**YOUR GOAL:** From the listing below, extract each entry exactly as written, minus the images.

(Stored data)
%%

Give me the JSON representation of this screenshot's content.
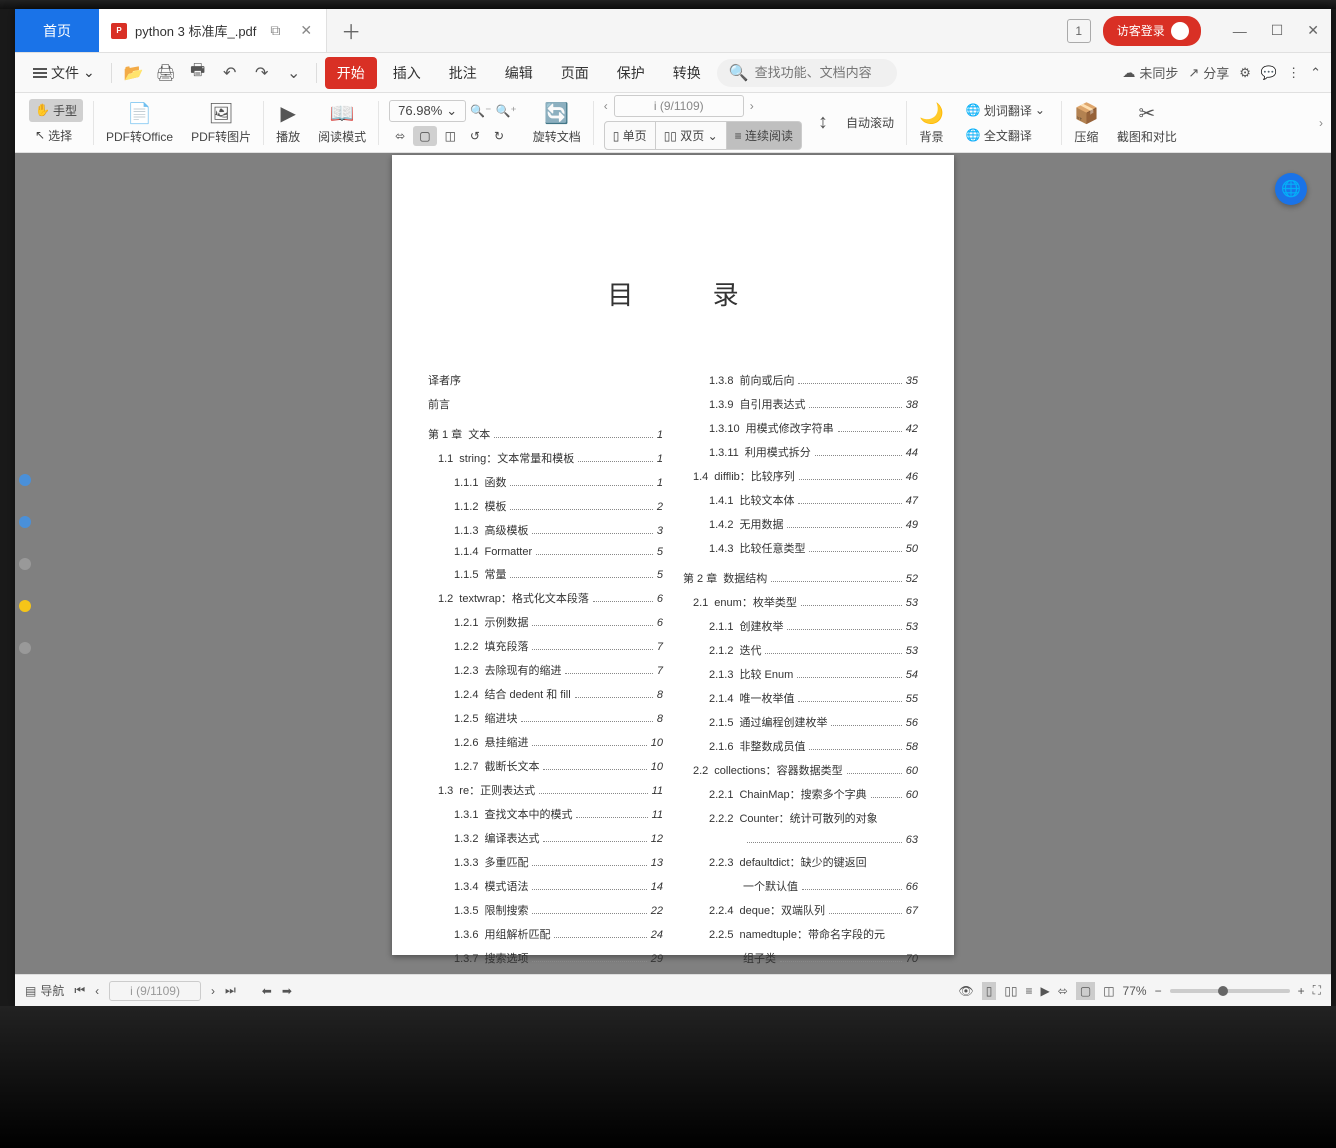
{
  "tabs": {
    "home": "首页",
    "filename": "python 3 标准库_.pdf"
  },
  "titlebar": {
    "window_num": "1",
    "guest_login": "访客登录"
  },
  "menubar": {
    "file": "文件",
    "tabs": {
      "start": "开始",
      "insert": "插入",
      "review": "批注",
      "edit": "编辑",
      "page": "页面",
      "protect": "保护",
      "convert": "转换"
    },
    "search_placeholder": "查找功能、文档内容",
    "unsync": "未同步",
    "share": "分享"
  },
  "toolbar": {
    "hand": "手型",
    "select": "选择",
    "pdf_office": "PDF转Office",
    "pdf_img": "PDF转图片",
    "play": "播放",
    "readmode": "阅读模式",
    "zoom": "76.98%",
    "page_of": "i (9/1109)",
    "rotate": "旋转文档",
    "single": "单页",
    "double": "双页",
    "continuous": "连续阅读",
    "autoscroll": "自动滚动",
    "background": "背景",
    "word_trans": "划词翻译",
    "full_trans": "全文翻译",
    "compress": "压缩",
    "crop": "截图和对比"
  },
  "status": {
    "nav": "导航",
    "page": "i (9/1109)",
    "zoom": "77%"
  },
  "toc": {
    "title": "目 录",
    "left": [
      {
        "ind": 0,
        "n": "",
        "t": "译者序",
        "p": ""
      },
      {
        "ind": 0,
        "n": "",
        "t": "前言",
        "p": ""
      },
      {
        "ind": 0,
        "n": "第 1 章",
        "t": "文本",
        "p": "1",
        "chapter": true
      },
      {
        "ind": 1,
        "n": "1.1",
        "t": "string：文本常量和模板",
        "p": "1"
      },
      {
        "ind": 2,
        "n": "1.1.1",
        "t": "函数",
        "p": "1"
      },
      {
        "ind": 2,
        "n": "1.1.2",
        "t": "模板",
        "p": "2"
      },
      {
        "ind": 2,
        "n": "1.1.3",
        "t": "高级模板",
        "p": "3"
      },
      {
        "ind": 2,
        "n": "1.1.4",
        "t": "Formatter",
        "p": "5"
      },
      {
        "ind": 2,
        "n": "1.1.5",
        "t": "常量",
        "p": "5"
      },
      {
        "ind": 1,
        "n": "1.2",
        "t": "textwrap：格式化文本段落",
        "p": "6"
      },
      {
        "ind": 2,
        "n": "1.2.1",
        "t": "示例数据",
        "p": "6"
      },
      {
        "ind": 2,
        "n": "1.2.2",
        "t": "填充段落",
        "p": "7"
      },
      {
        "ind": 2,
        "n": "1.2.3",
        "t": "去除现有的缩进",
        "p": "7"
      },
      {
        "ind": 2,
        "n": "1.2.4",
        "t": "结合 dedent 和 fill",
        "p": "8"
      },
      {
        "ind": 2,
        "n": "1.2.5",
        "t": "缩进块",
        "p": "8"
      },
      {
        "ind": 2,
        "n": "1.2.6",
        "t": "悬挂缩进",
        "p": "10"
      },
      {
        "ind": 2,
        "n": "1.2.7",
        "t": "截断长文本",
        "p": "10"
      },
      {
        "ind": 1,
        "n": "1.3",
        "t": "re：正则表达式",
        "p": "11"
      },
      {
        "ind": 2,
        "n": "1.3.1",
        "t": "查找文本中的模式",
        "p": "11"
      },
      {
        "ind": 2,
        "n": "1.3.2",
        "t": "编译表达式",
        "p": "12"
      },
      {
        "ind": 2,
        "n": "1.3.3",
        "t": "多重匹配",
        "p": "13"
      },
      {
        "ind": 2,
        "n": "1.3.4",
        "t": "模式语法",
        "p": "14"
      },
      {
        "ind": 2,
        "n": "1.3.5",
        "t": "限制搜索",
        "p": "22"
      },
      {
        "ind": 2,
        "n": "1.3.6",
        "t": "用组解析匹配",
        "p": "24"
      },
      {
        "ind": 2,
        "n": "1.3.7",
        "t": "搜索选项",
        "p": "29"
      }
    ],
    "right": [
      {
        "ind": 2,
        "n": "1.3.8",
        "t": "前向或后向",
        "p": "35"
      },
      {
        "ind": 2,
        "n": "1.3.9",
        "t": "自引用表达式",
        "p": "38"
      },
      {
        "ind": 2,
        "n": "1.3.10",
        "t": "用模式修改字符串",
        "p": "42"
      },
      {
        "ind": 2,
        "n": "1.3.11",
        "t": "利用模式拆分",
        "p": "44"
      },
      {
        "ind": 1,
        "n": "1.4",
        "t": "difflib：比较序列",
        "p": "46"
      },
      {
        "ind": 2,
        "n": "1.4.1",
        "t": "比较文本体",
        "p": "47"
      },
      {
        "ind": 2,
        "n": "1.4.2",
        "t": "无用数据",
        "p": "49"
      },
      {
        "ind": 2,
        "n": "1.4.3",
        "t": "比较任意类型",
        "p": "50"
      },
      {
        "ind": 0,
        "n": "第 2 章",
        "t": "数据结构",
        "p": "52",
        "chapter": true
      },
      {
        "ind": 1,
        "n": "2.1",
        "t": "enum：枚举类型",
        "p": "53"
      },
      {
        "ind": 2,
        "n": "2.1.1",
        "t": "创建枚举",
        "p": "53"
      },
      {
        "ind": 2,
        "n": "2.1.2",
        "t": "迭代",
        "p": "53"
      },
      {
        "ind": 2,
        "n": "2.1.3",
        "t": "比较 Enum",
        "p": "54"
      },
      {
        "ind": 2,
        "n": "2.1.4",
        "t": "唯一枚举值",
        "p": "55"
      },
      {
        "ind": 2,
        "n": "2.1.5",
        "t": "通过编程创建枚举",
        "p": "56"
      },
      {
        "ind": 2,
        "n": "2.1.6",
        "t": "非整数成员值",
        "p": "58"
      },
      {
        "ind": 1,
        "n": "2.2",
        "t": "collections：容器数据类型",
        "p": "60"
      },
      {
        "ind": 2,
        "n": "2.2.1",
        "t": "ChainMap：搜索多个字典",
        "p": "60"
      },
      {
        "ind": 2,
        "n": "2.2.2",
        "t": "Counter：统计可散列的对象",
        "p": "63",
        "wrap": true
      },
      {
        "ind": 2,
        "n": "2.2.3",
        "t": "defaultdict：缺少的键返回一个默认值",
        "p": "66",
        "wrap": true
      },
      {
        "ind": 2,
        "n": "2.2.4",
        "t": "deque：双端队列",
        "p": "67"
      },
      {
        "ind": 2,
        "n": "2.2.5",
        "t": "namedtuple：带命名字段的元组子类",
        "p": "70",
        "wrap": true
      }
    ]
  }
}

%%

**RIGHT ANSWER:**
Give me the JSON representation of this screenshot's content.
{
  "tabs": {
    "home": "首页",
    "filename": "python 3 标准库_.pdf"
  },
  "titlebar": {
    "window_num": "1",
    "guest_login": "访客登录"
  },
  "menubar": {
    "file": "文件",
    "tabs": {
      "start": "开始",
      "insert": "插入",
      "review": "批注",
      "edit": "编辑",
      "page": "页面",
      "protect": "保护",
      "convert": "转换"
    },
    "search_placeholder": "查找功能、文档内容",
    "unsync": "未同步",
    "share": "分享"
  },
  "toolbar": {
    "hand": "手型",
    "select": "选择",
    "pdf_office": "PDF转Office",
    "pdf_img": "PDF转图片",
    "play": "播放",
    "readmode": "阅读模式",
    "zoom": "76.98%",
    "page_of": "i (9/1109)",
    "rotate": "旋转文档",
    "single": "单页",
    "double": "双页",
    "continuous": "连续阅读",
    "autoscroll": "自动滚动",
    "background": "背景",
    "word_trans": "划词翻译",
    "full_trans": "全文翻译",
    "compress": "压缩",
    "crop": "截图和对比"
  },
  "status": {
    "nav": "导航",
    "page": "i (9/1109)",
    "zoom": "77%"
  },
  "toc": {
    "title": "目 录",
    "left": [
      {
        "ind": 0,
        "n": "",
        "t": "译者序",
        "p": ""
      },
      {
        "ind": 0,
        "n": "",
        "t": "前言",
        "p": ""
      },
      {
        "ind": 0,
        "n": "第 1 章",
        "t": "文本",
        "p": "1",
        "chapter": true
      },
      {
        "ind": 1,
        "n": "1.1",
        "t": "string：文本常量和模板",
        "p": "1"
      },
      {
        "ind": 2,
        "n": "1.1.1",
        "t": "函数",
        "p": "1"
      },
      {
        "ind": 2,
        "n": "1.1.2",
        "t": "模板",
        "p": "2"
      },
      {
        "ind": 2,
        "n": "1.1.3",
        "t": "高级模板",
        "p": "3"
      },
      {
        "ind": 2,
        "n": "1.1.4",
        "t": "Formatter",
        "p": "5"
      },
      {
        "ind": 2,
        "n": "1.1.5",
        "t": "常量",
        "p": "5"
      },
      {
        "ind": 1,
        "n": "1.2",
        "t": "textwrap：格式化文本段落",
        "p": "6"
      },
      {
        "ind": 2,
        "n": "1.2.1",
        "t": "示例数据",
        "p": "6"
      },
      {
        "ind": 2,
        "n": "1.2.2",
        "t": "填充段落",
        "p": "7"
      },
      {
        "ind": 2,
        "n": "1.2.3",
        "t": "去除现有的缩进",
        "p": "7"
      },
      {
        "ind": 2,
        "n": "1.2.4",
        "t": "结合 dedent 和 fill",
        "p": "8"
      },
      {
        "ind": 2,
        "n": "1.2.5",
        "t": "缩进块",
        "p": "8"
      },
      {
        "ind": 2,
        "n": "1.2.6",
        "t": "悬挂缩进",
        "p": "10"
      },
      {
        "ind": 2,
        "n": "1.2.7",
        "t": "截断长文本",
        "p": "10"
      },
      {
        "ind": 1,
        "n": "1.3",
        "t": "re：正则表达式",
        "p": "11"
      },
      {
        "ind": 2,
        "n": "1.3.1",
        "t": "查找文本中的模式",
        "p": "11"
      },
      {
        "ind": 2,
        "n": "1.3.2",
        "t": "编译表达式",
        "p": "12"
      },
      {
        "ind": 2,
        "n": "1.3.3",
        "t": "多重匹配",
        "p": "13"
      },
      {
        "ind": 2,
        "n": "1.3.4",
        "t": "模式语法",
        "p": "14"
      },
      {
        "ind": 2,
        "n": "1.3.5",
        "t": "限制搜索",
        "p": "22"
      },
      {
        "ind": 2,
        "n": "1.3.6",
        "t": "用组解析匹配",
        "p": "24"
      },
      {
        "ind": 2,
        "n": "1.3.7",
        "t": "搜索选项",
        "p": "29"
      }
    ],
    "right": [
      {
        "ind": 2,
        "n": "1.3.8",
        "t": "前向或后向",
        "p": "35"
      },
      {
        "ind": 2,
        "n": "1.3.9",
        "t": "自引用表达式",
        "p": "38"
      },
      {
        "ind": 2,
        "n": "1.3.10",
        "t": "用模式修改字符串",
        "p": "42"
      },
      {
        "ind": 2,
        "n": "1.3.11",
        "t": "利用模式拆分",
        "p": "44"
      },
      {
        "ind": 1,
        "n": "1.4",
        "t": "difflib：比较序列",
        "p": "46"
      },
      {
        "ind": 2,
        "n": "1.4.1",
        "t": "比较文本体",
        "p": "47"
      },
      {
        "ind": 2,
        "n": "1.4.2",
        "t": "无用数据",
        "p": "49"
      },
      {
        "ind": 2,
        "n": "1.4.3",
        "t": "比较任意类型",
        "p": "50"
      },
      {
        "ind": 0,
        "n": "第 2 章",
        "t": "数据结构",
        "p": "52",
        "chapter": true
      },
      {
        "ind": 1,
        "n": "2.1",
        "t": "enum：枚举类型",
        "p": "53"
      },
      {
        "ind": 2,
        "n": "2.1.1",
        "t": "创建枚举",
        "p": "53"
      },
      {
        "ind": 2,
        "n": "2.1.2",
        "t": "迭代",
        "p": "53"
      },
      {
        "ind": 2,
        "n": "2.1.3",
        "t": "比较 Enum",
        "p": "54"
      },
      {
        "ind": 2,
        "n": "2.1.4",
        "t": "唯一枚举值",
        "p": "55"
      },
      {
        "ind": 2,
        "n": "2.1.5",
        "t": "通过编程创建枚举",
        "p": "56"
      },
      {
        "ind": 2,
        "n": "2.1.6",
        "t": "非整数成员值",
        "p": "58"
      },
      {
        "ind": 1,
        "n": "2.2",
        "t": "collections：容器数据类型",
        "p": "60"
      },
      {
        "ind": 2,
        "n": "2.2.1",
        "t": "ChainMap：搜索多个字典",
        "p": "60"
      },
      {
        "ind": 2,
        "n": "2.2.2",
        "t": "Counter：统计可散列的对象",
        "p": "63",
        "wrap": true
      },
      {
        "ind": 2,
        "n": "2.2.3",
        "t": "defaultdict：缺少的键返回一个默认值",
        "p": "66",
        "wrap": true
      },
      {
        "ind": 2,
        "n": "2.2.4",
        "t": "deque：双端队列",
        "p": "67"
      },
      {
        "ind": 2,
        "n": "2.2.5",
        "t": "namedtuple：带命名字段的元组子类",
        "p": "70",
        "wrap": true
      }
    ]
  }
}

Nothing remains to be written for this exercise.